-- BEGIN --

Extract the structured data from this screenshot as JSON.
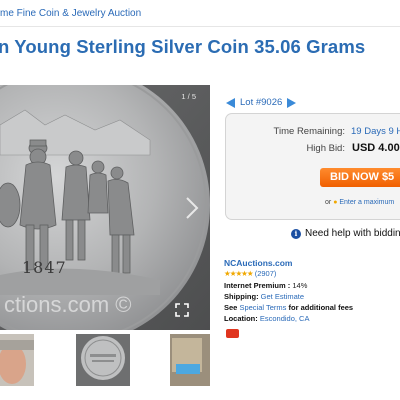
{
  "header": {
    "breadcrumb": "me Fine Coin & Jewelry Auction"
  },
  "listing": {
    "title": "n Young Sterling Silver Coin 35.06 Grams"
  },
  "gallery": {
    "counter": "1 / 5",
    "watermark": "ctions.com ©",
    "coin_year": "1847"
  },
  "lot": {
    "label": "Lot #9026"
  },
  "bid": {
    "time_label": "Time Remaining:",
    "time_value": "19 Days 9 H",
    "high_label": "High Bid:",
    "high_value": "USD 4.00",
    "button_label": "BID NOW $5",
    "max_prefix": "or",
    "max_link": "Enter a maximum"
  },
  "help": {
    "label": "Need help with bidding"
  },
  "seller": {
    "name": "NCAuctions.com",
    "stars": "★★★★★",
    "rating_count": "(2907)",
    "premium_label": "Internet Premium :",
    "premium_value": "14%",
    "shipping_label": "Shipping:",
    "shipping_link": "Get Estimate",
    "terms_label": "See",
    "terms_link": "Special Terms",
    "terms_suffix": "for additional fees",
    "location_label": "Location:",
    "location_value": "Escondido, CA"
  },
  "colors": {
    "link_blue": "#2a6ab8",
    "title_blue": "#2b6cb3",
    "bid_orange": "#f26a0a",
    "time_blue": "#2a6ab8",
    "star_gold": "#f0a800"
  }
}
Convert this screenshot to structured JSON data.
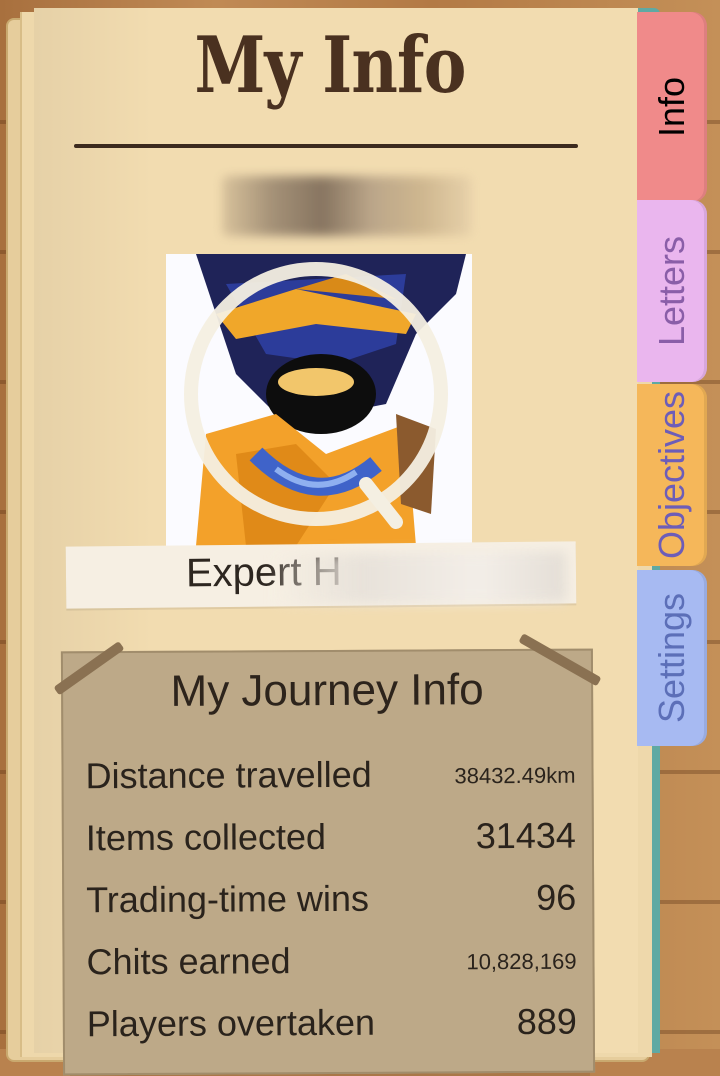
{
  "page": {
    "title": "My Info"
  },
  "profile": {
    "rank_title_visible": "Expert H"
  },
  "journey": {
    "heading": "My Journey Info",
    "stats": [
      {
        "label": "Distance travelled",
        "value": "38432.49km"
      },
      {
        "label": "Items collected",
        "value": "31434"
      },
      {
        "label": "Trading-time wins",
        "value": "96"
      },
      {
        "label": "Chits earned",
        "value": "10,828,169"
      },
      {
        "label": "Players overtaken",
        "value": "889"
      }
    ]
  },
  "tabs": [
    {
      "label": "Info",
      "color": "#f08a8a"
    },
    {
      "label": "Letters",
      "color": "#eab6ee"
    },
    {
      "label": "Objectives",
      "color": "#f5b75a"
    },
    {
      "label": "Settings",
      "color": "#a7baf2"
    }
  ]
}
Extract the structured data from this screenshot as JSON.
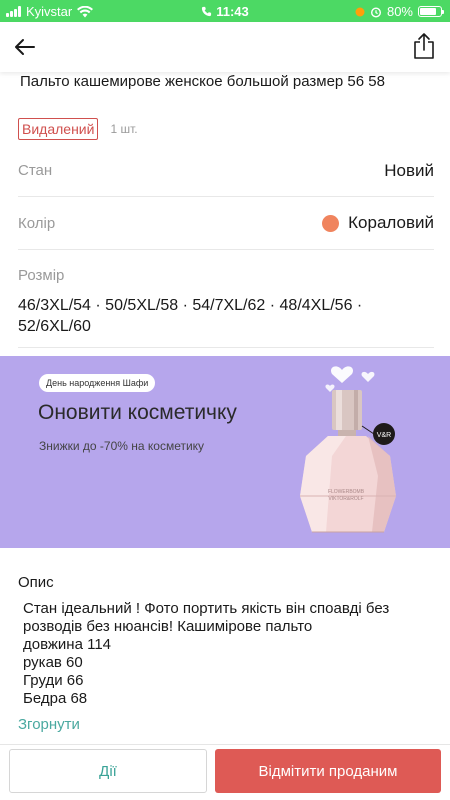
{
  "status_bar": {
    "carrier": "Kyivstar",
    "time": "11:43",
    "battery": "80%",
    "battery_level": 0.8,
    "background_color": "#4cd964"
  },
  "header": {
    "back_icon": "arrow-left-icon",
    "share_icon": "share-icon"
  },
  "product": {
    "title": "Пальто кашемирове женское большой размер 56 58",
    "status": "Видалений",
    "quantity": "1 шт.",
    "status_color": "#d0504e"
  },
  "attributes": {
    "condition_label": "Стан",
    "condition_value": "Новий",
    "color_label": "Колір",
    "color_value": "Кораловий",
    "color_swatch": "#f0845e",
    "size_label": "Розмір",
    "size_value": "46/3XL/54 · 50/5XL/58 · 54/7XL/62 · 48/4XL/56 · 52/6XL/60"
  },
  "banner": {
    "chip": "День народження Шафи",
    "title": "Оновити косметичку",
    "subtitle": "Знижки до -70% на косметику",
    "background_color": "#b6a6ec",
    "bottle_label_line1": "FLOWERBOMB",
    "bottle_label_line2": "VIKTOR&ROLF",
    "bottle_tag": "V&R"
  },
  "description": {
    "heading": "Опис",
    "text": "Стан ідеальний ! Фото портить якість він споавді без розводів без нюансів! Кашимірове пальто\n довжина 114\nрукав 60\nГруди 66\nБедра 68",
    "collapse": "Згорнути"
  },
  "bottom_bar": {
    "actions_label": "Дії",
    "mark_sold_label": "Відмітити проданим"
  }
}
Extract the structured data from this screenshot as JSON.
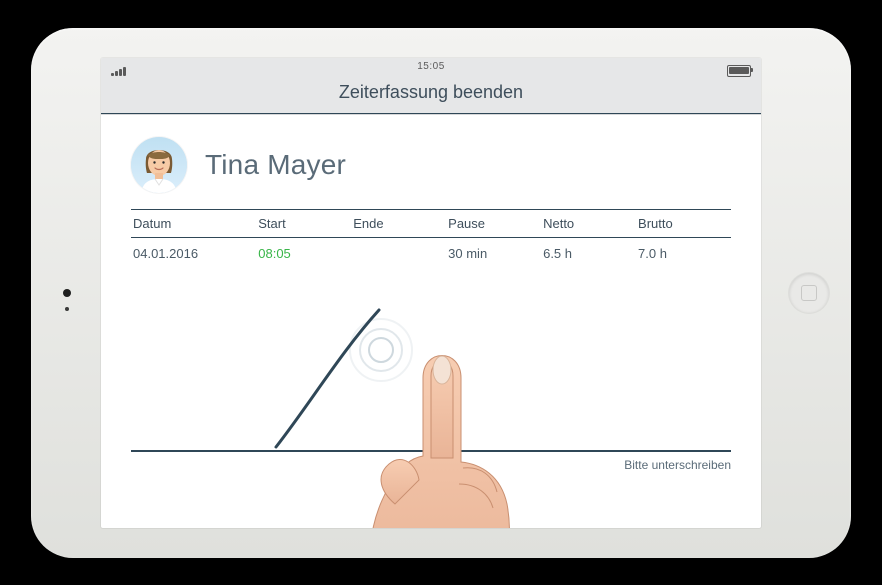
{
  "statusbar": {
    "time": "15:05"
  },
  "header": {
    "title": "Zeiterfassung beenden"
  },
  "user": {
    "name": "Tina Mayer"
  },
  "table": {
    "headers": {
      "datum": "Datum",
      "start": "Start",
      "ende": "Ende",
      "pause": "Pause",
      "netto": "Netto",
      "brutto": "Brutto"
    },
    "rows": [
      {
        "datum": "04.01.2016",
        "start": "08:05",
        "ende": "",
        "pause": "30 min",
        "netto": "6.5 h",
        "brutto": "7.0 h"
      }
    ]
  },
  "signature": {
    "hint": "Bitte unterschreiben"
  }
}
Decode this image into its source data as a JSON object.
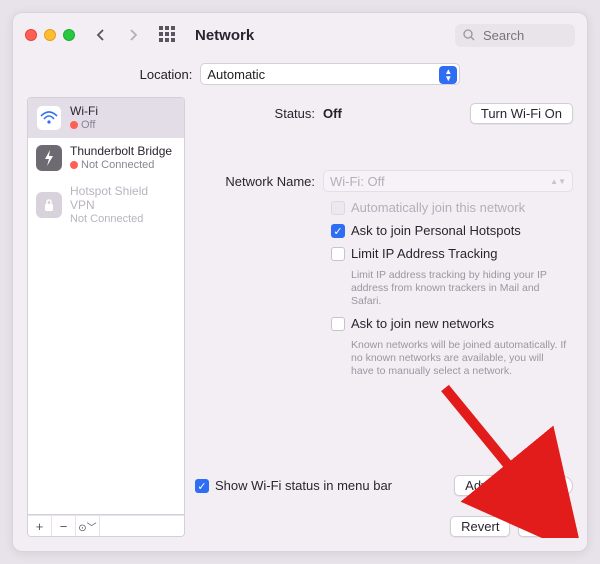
{
  "window": {
    "title": "Network"
  },
  "search": {
    "placeholder": "Search"
  },
  "location": {
    "label": "Location:",
    "value": "Automatic"
  },
  "sidebar": {
    "items": [
      {
        "name": "Wi-Fi",
        "status": "Off"
      },
      {
        "name": "Thunderbolt Bridge",
        "status": "Not Connected"
      },
      {
        "name": "Hotspot Shield VPN",
        "status": "Not Connected"
      }
    ]
  },
  "detail": {
    "status_label": "Status:",
    "status_value": "Off",
    "toggle_label": "Turn Wi-Fi On",
    "network_name_label": "Network Name:",
    "network_name_value": "Wi-Fi: Off",
    "opts": {
      "auto_join": "Automatically join this network",
      "personal_hotspots": "Ask to join Personal Hotspots",
      "limit_ip": "Limit IP Address Tracking",
      "limit_ip_help": "Limit IP address tracking by hiding your IP address from known trackers in Mail and Safari.",
      "ask_new": "Ask to join new networks",
      "ask_new_help": "Known networks will be joined automatically. If no known networks are available, you will have to manually select a network."
    },
    "show_menu": "Show Wi-Fi status in menu bar",
    "advanced": "Advanced…",
    "help": "?",
    "revert": "Revert",
    "apply": "Apply"
  }
}
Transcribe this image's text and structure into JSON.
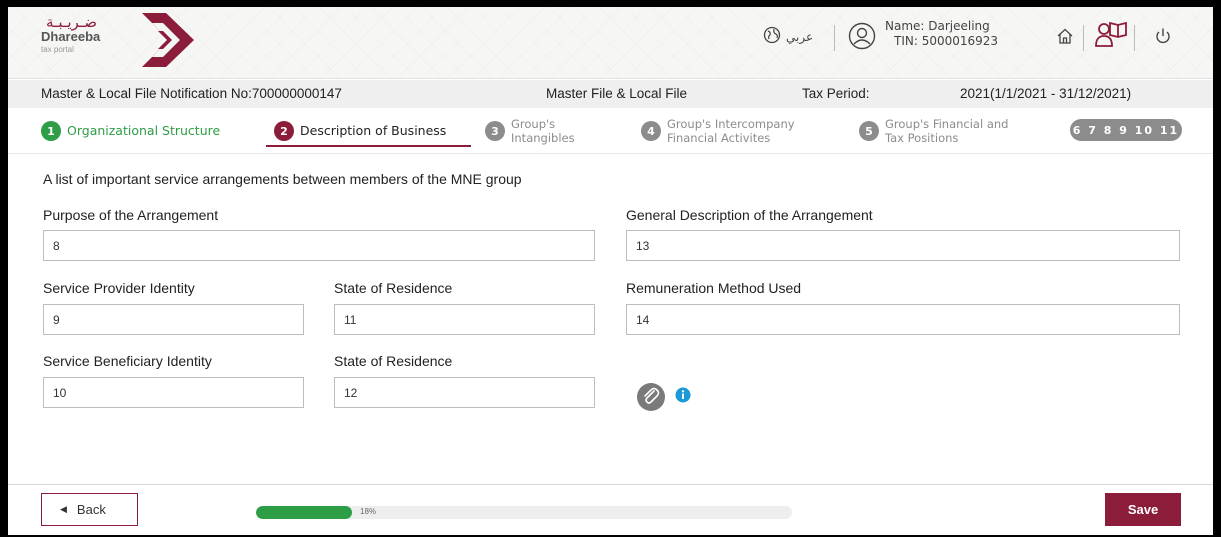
{
  "header": {
    "logo_ar": "ضـريـبـة",
    "logo_en": "Dhareeba",
    "logo_sub": "tax portal",
    "lang_label": "عربي",
    "user_name": "Name: Darjeeling",
    "user_tin": "TIN: 5000016923",
    "icons": [
      "globe-icon",
      "user-icon",
      "home-icon",
      "user-guide-icon",
      "power-icon"
    ]
  },
  "infobar": {
    "notification": "Master & Local File Notification No:700000000147",
    "file_type": "Master File & Local File",
    "tax_period_label": "Tax Period:",
    "tax_period_value": "2021(1/1/2021 - 31/12/2021)"
  },
  "steps": [
    {
      "num": "1",
      "label": "Organizational Structure",
      "state": "completed"
    },
    {
      "num": "2",
      "label": "Description of Business",
      "state": "active"
    },
    {
      "num": "3",
      "label_l1": "Group's",
      "label_l2": "Intangibles",
      "state": "pending"
    },
    {
      "num": "4",
      "label_l1": "Group's Intercompany",
      "label_l2": "Financial Activites",
      "state": "pending"
    },
    {
      "num": "5",
      "label_l1": "Group's Financial and",
      "label_l2": "Tax Positions",
      "state": "pending"
    }
  ],
  "more_steps": "6 7 8 9 10 11",
  "form": {
    "section_title": "A list of important service arrangements between members of the MNE group",
    "purpose": {
      "label": "Purpose of the Arrangement",
      "value": "8"
    },
    "general_description": {
      "label": "General Description of the Arrangement",
      "value": "13"
    },
    "provider_identity": {
      "label": "Service Provider Identity",
      "value": "9"
    },
    "provider_residence": {
      "label": "State of Residence",
      "value": "11"
    },
    "remuneration": {
      "label": "Remuneration Method Used",
      "value": "14"
    },
    "beneficiary_identity": {
      "label": "Service Beneficiary Identity",
      "value": "10"
    },
    "beneficiary_residence": {
      "label": "State of Residence",
      "value": "12"
    }
  },
  "footer": {
    "back_label": "Back",
    "save_label": "Save",
    "progress_percent": 18,
    "progress_text": "18%"
  },
  "colors": {
    "brand": "#8b1c3a",
    "success": "#2e9e46",
    "pending": "#8c8c8c",
    "info": "#1a9ad6"
  }
}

-- END --

> [The exercise]: Return each line exactly as written. Any picture gets left out.

> [Solution to this problem]:
Extract the structured data from this screenshot as JSON.
{
  "header": {
    "breadcrumb": "me Fine Coin & Jewelry Auction"
  },
  "listing": {
    "title": "n Young Sterling Silver Coin 35.06 Grams"
  },
  "gallery": {
    "counter": "1 / 5",
    "watermark": "ctions.com ©",
    "coin_year": "1847"
  },
  "lot": {
    "label": "Lot #9026"
  },
  "bid": {
    "time_label": "Time Remaining:",
    "time_value": "19 Days 9 H",
    "high_label": "High Bid:",
    "high_value": "USD 4.00",
    "button_label": "BID NOW $5",
    "max_prefix": "or",
    "max_link": "Enter a maximum"
  },
  "help": {
    "label": "Need help with bidding"
  },
  "seller": {
    "name": "NCAuctions.com",
    "stars": "★★★★★",
    "rating_count": "(2907)",
    "premium_label": "Internet Premium :",
    "premium_value": "14%",
    "shipping_label": "Shipping:",
    "shipping_link": "Get Estimate",
    "terms_label": "See",
    "terms_link": "Special Terms",
    "terms_suffix": "for additional fees",
    "location_label": "Location:",
    "location_value": "Escondido, CA"
  },
  "colors": {
    "link_blue": "#2a6ab8",
    "title_blue": "#2b6cb3",
    "bid_orange": "#f26a0a",
    "time_blue": "#2a6ab8",
    "star_gold": "#f0a800"
  }
}
Convert this screenshot to structured JSON data.
{
  "page": {
    "title": "My Info"
  },
  "profile": {
    "rank_title_visible": "Expert H"
  },
  "journey": {
    "heading": "My Journey Info",
    "stats": [
      {
        "label": "Distance travelled",
        "value": "38432.49km"
      },
      {
        "label": "Items collected",
        "value": "31434"
      },
      {
        "label": "Trading-time wins",
        "value": "96"
      },
      {
        "label": "Chits earned",
        "value": "10,828,169"
      },
      {
        "label": "Players overtaken",
        "value": "889"
      }
    ]
  },
  "tabs": [
    {
      "label": "Info",
      "color": "#f08a8a"
    },
    {
      "label": "Letters",
      "color": "#eab6ee"
    },
    {
      "label": "Objectives",
      "color": "#f5b75a"
    },
    {
      "label": "Settings",
      "color": "#a7baf2"
    }
  ]
}
Extract the structured data from this screenshot as JSON.
{
  "status_bar": {
    "carrier": "Kyivstar",
    "time": "11:43",
    "battery": "80%",
    "battery_level": 0.8,
    "background_color": "#4cd964"
  },
  "header": {
    "back_icon": "arrow-left-icon",
    "share_icon": "share-icon"
  },
  "product": {
    "title": "Пальто кашемирове женское большой размер 56 58",
    "status": "Видалений",
    "quantity": "1 шт.",
    "status_color": "#d0504e"
  },
  "attributes": {
    "condition_label": "Стан",
    "condition_value": "Новий",
    "color_label": "Колір",
    "color_value": "Кораловий",
    "color_swatch": "#f0845e",
    "size_label": "Розмір",
    "size_value": "46/3XL/54 · 50/5XL/58 · 54/7XL/62 · 48/4XL/56 · 52/6XL/60"
  },
  "banner": {
    "chip": "День народження Шафи",
    "title": "Оновити косметичку",
    "subtitle": "Знижки до -70% на косметику",
    "background_color": "#b6a6ec",
    "bottle_label_line1": "FLOWERBOMB",
    "bottle_label_line2": "VIKTOR&ROLF",
    "bottle_tag": "V&R"
  },
  "description": {
    "heading": "Опис",
    "text": "Стан ідеальний ! Фото портить якість він споавді без розводів без нюансів! Кашимірове пальто\n довжина 114\nрукав 60\nГруди 66\nБедра 68",
    "collapse": "Згорнути"
  },
  "bottom_bar": {
    "actions_label": "Дії",
    "mark_sold_label": "Відмітити проданим"
  }
}
Extract the structured data from this screenshot as JSON.
{
  "statusbar": {
    "time": "15:05"
  },
  "header": {
    "title": "Zeiterfassung beenden"
  },
  "user": {
    "name": "Tina Mayer"
  },
  "table": {
    "headers": {
      "datum": "Datum",
      "start": "Start",
      "ende": "Ende",
      "pause": "Pause",
      "netto": "Netto",
      "brutto": "Brutto"
    },
    "rows": [
      {
        "datum": "04.01.2016",
        "start": "08:05",
        "ende": "",
        "pause": "30 min",
        "netto": "6.5 h",
        "brutto": "7.0 h"
      }
    ]
  },
  "signature": {
    "hint": "Bitte unterschreiben"
  }
}
Decode this image into its source data as a JSON object.
{
  "window": {
    "title": "Network"
  },
  "search": {
    "placeholder": "Search"
  },
  "location": {
    "label": "Location:",
    "value": "Automatic"
  },
  "sidebar": {
    "items": [
      {
        "name": "Wi-Fi",
        "status": "Off"
      },
      {
        "name": "Thunderbolt Bridge",
        "status": "Not Connected"
      },
      {
        "name": "Hotspot Shield VPN",
        "status": "Not Connected"
      }
    ]
  },
  "detail": {
    "status_label": "Status:",
    "status_value": "Off",
    "toggle_label": "Turn Wi-Fi On",
    "network_name_label": "Network Name:",
    "network_name_value": "Wi-Fi: Off",
    "opts": {
      "auto_join": "Automatically join this network",
      "personal_hotspots": "Ask to join Personal Hotspots",
      "limit_ip": "Limit IP Address Tracking",
      "limit_ip_help": "Limit IP address tracking by hiding your IP address from known trackers in Mail and Safari.",
      "ask_new": "Ask to join new networks",
      "ask_new_help": "Known networks will be joined automatically. If no known networks are available, you will have to manually select a network."
    },
    "show_menu": "Show Wi-Fi status in menu bar",
    "advanced": "Advanced…",
    "help": "?",
    "revert": "Revert",
    "apply": "Apply"
  }
}
Transcribe this image's text and structure into JSON.
{
  "header": {
    "logo_ar": "ضـريـبـة",
    "logo_en": "Dhareeba",
    "logo_sub": "tax portal",
    "lang_label": "عربي",
    "user_name": "Name: Darjeeling",
    "user_tin": "TIN: 5000016923",
    "icons": [
      "globe-icon",
      "user-icon",
      "home-icon",
      "user-guide-icon",
      "power-icon"
    ]
  },
  "infobar": {
    "notification": "Master & Local File Notification No:700000000147",
    "file_type": "Master File & Local File",
    "tax_period_label": "Tax Period:",
    "tax_period_value": "2021(1/1/2021 - 31/12/2021)"
  },
  "steps": [
    {
      "num": "1",
      "label": "Organizational Structure",
      "state": "completed"
    },
    {
      "num": "2",
      "label": "Description of Business",
      "state": "active"
    },
    {
      "num": "3",
      "label_l1": "Group's",
      "label_l2": "Intangibles",
      "state": "pending"
    },
    {
      "num": "4",
      "label_l1": "Group's Intercompany",
      "label_l2": "Financial Activites",
      "state": "pending"
    },
    {
      "num": "5",
      "label_l1": "Group's Financial and",
      "label_l2": "Tax Positions",
      "state": "pending"
    }
  ],
  "more_steps": "6 7 8 9 10 11",
  "form": {
    "section_title": "A list of important service arrangements between members of the MNE group",
    "purpose": {
      "label": "Purpose of the Arrangement",
      "value": "8"
    },
    "general_description": {
      "label": "General Description of the Arrangement",
      "value": "13"
    },
    "provider_identity": {
      "label": "Service Provider Identity",
      "value": "9"
    },
    "provider_residence": {
      "label": "State of Residence",
      "value": "11"
    },
    "remuneration": {
      "label": "Remuneration Method Used",
      "value": "14"
    },
    "beneficiary_identity": {
      "label": "Service Beneficiary Identity",
      "value": "10"
    },
    "beneficiary_residence": {
      "label": "State of Residence",
      "value": "12"
    }
  },
  "footer": {
    "back_label": "Back",
    "save_label": "Save",
    "progress_percent": 18,
    "progress_text": "18%"
  },
  "colors": {
    "brand": "#8b1c3a",
    "success": "#2e9e46",
    "pending": "#8c8c8c",
    "info": "#1a9ad6"
  }
}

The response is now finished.